# STATED GOAL A
Copy the records that come after the text word for word, leaving out the pictures.

In an exclusive interview, Subhas Desai, Industry Minister, Government of Maharashtra, agrees on the need for water recycling projects in existing and upcoming industrial units, which help in drought-like situations.
What are the factors that are making Maharashtra the preferred investment destination in the country?
It has been proved again that Maharashtra is the most preferred destination for investment. And in the Make in India week, everyone could see that out of the total Rs 15 lakh crore worth memorandums of understanding signed, more than Rs 8 lakh crore were signed by the Government of Maharashtra.
So if you put all states together, the progress of Maharashtra is still better and ahead.
Meanwhile, the reason behind being on top of the chart is not just today´s phenomenon. Since the beginning, Maharashtra has carved out its own position. Ergo, we have successfully developed a complete ecosystem for the industries in Maharashtra. Since the government is industry-friendly, we have made the necessary changes matching with time. For ease of doing business, we have implemented many reforms and they have been welcomed by members of the industry.
For instance, we have launched the single window system - Maharashtra Industry, Trade & Investment Facilitation Cell (MAITRI). The cell will cater to industrial projects with an investment of Rs 10 crore and above. This facility allows assistance and guidance for clearances by the Government of Maharashtra related to various departments - industries, MIDC, revenue, urban development, irrigation, environment, labour, energy, PWD and sales tax.
What are your initiatives in the textile sector?

# DATA SUPPLIED
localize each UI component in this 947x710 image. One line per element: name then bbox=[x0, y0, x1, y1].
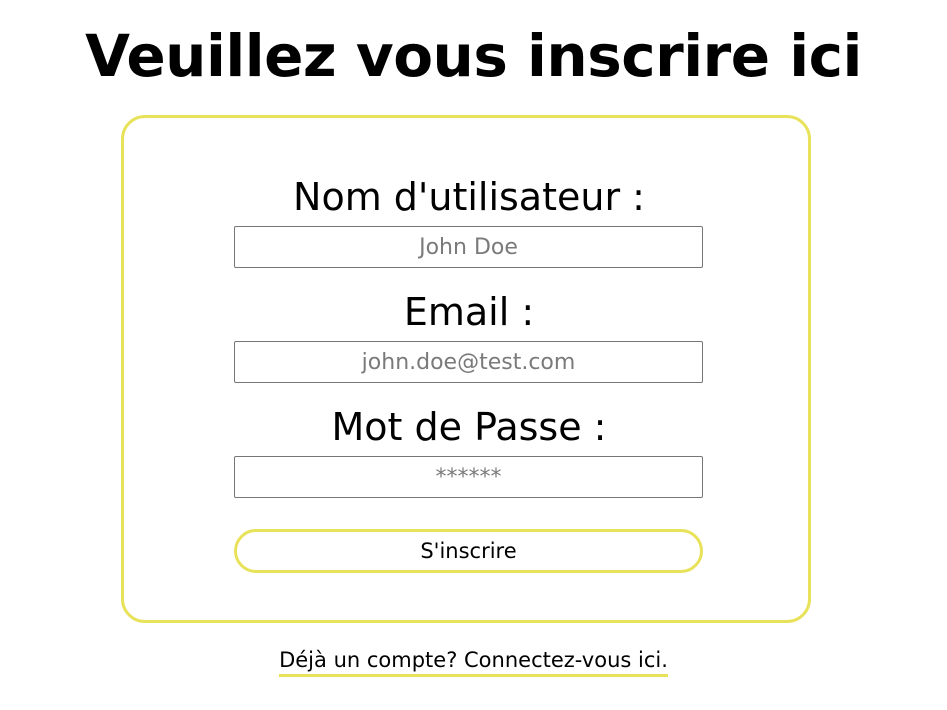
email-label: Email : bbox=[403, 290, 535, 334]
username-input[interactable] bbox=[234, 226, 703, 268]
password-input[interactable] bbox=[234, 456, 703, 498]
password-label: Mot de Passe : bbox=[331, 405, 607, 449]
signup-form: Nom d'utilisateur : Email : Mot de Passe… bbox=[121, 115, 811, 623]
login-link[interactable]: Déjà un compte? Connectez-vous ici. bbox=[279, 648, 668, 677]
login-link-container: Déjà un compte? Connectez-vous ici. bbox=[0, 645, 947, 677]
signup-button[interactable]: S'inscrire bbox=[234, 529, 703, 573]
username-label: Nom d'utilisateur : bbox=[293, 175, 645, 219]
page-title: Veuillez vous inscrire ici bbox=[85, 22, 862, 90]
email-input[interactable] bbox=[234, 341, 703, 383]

# STATED GOAL B
In the interview with Maharashtra's industry minister, what minimum investment must an industrial project have for MAITRI to handle it?

# FULL RESPONSE A
localize each UI component in this 947x710 image. One line per element: name then bbox=[x0, y0, x1, y1].
email-label: Email : bbox=[403, 290, 535, 334]
username-input[interactable] bbox=[234, 226, 703, 268]
password-input[interactable] bbox=[234, 456, 703, 498]
password-label: Mot de Passe : bbox=[331, 405, 607, 449]
signup-form: Nom d'utilisateur : Email : Mot de Passe… bbox=[121, 115, 811, 623]
login-link[interactable]: Déjà un compte? Connectez-vous ici. bbox=[279, 648, 668, 677]
login-link-container: Déjà un compte? Connectez-vous ici. bbox=[0, 645, 947, 677]
signup-button[interactable]: S'inscrire bbox=[234, 529, 703, 573]
username-label: Nom d'utilisateur : bbox=[293, 175, 645, 219]
page-title: Veuillez vous inscrire ici bbox=[85, 22, 862, 90]
email-input[interactable] bbox=[234, 341, 703, 383]

# FULL RESPONSE B
Rs 10 crore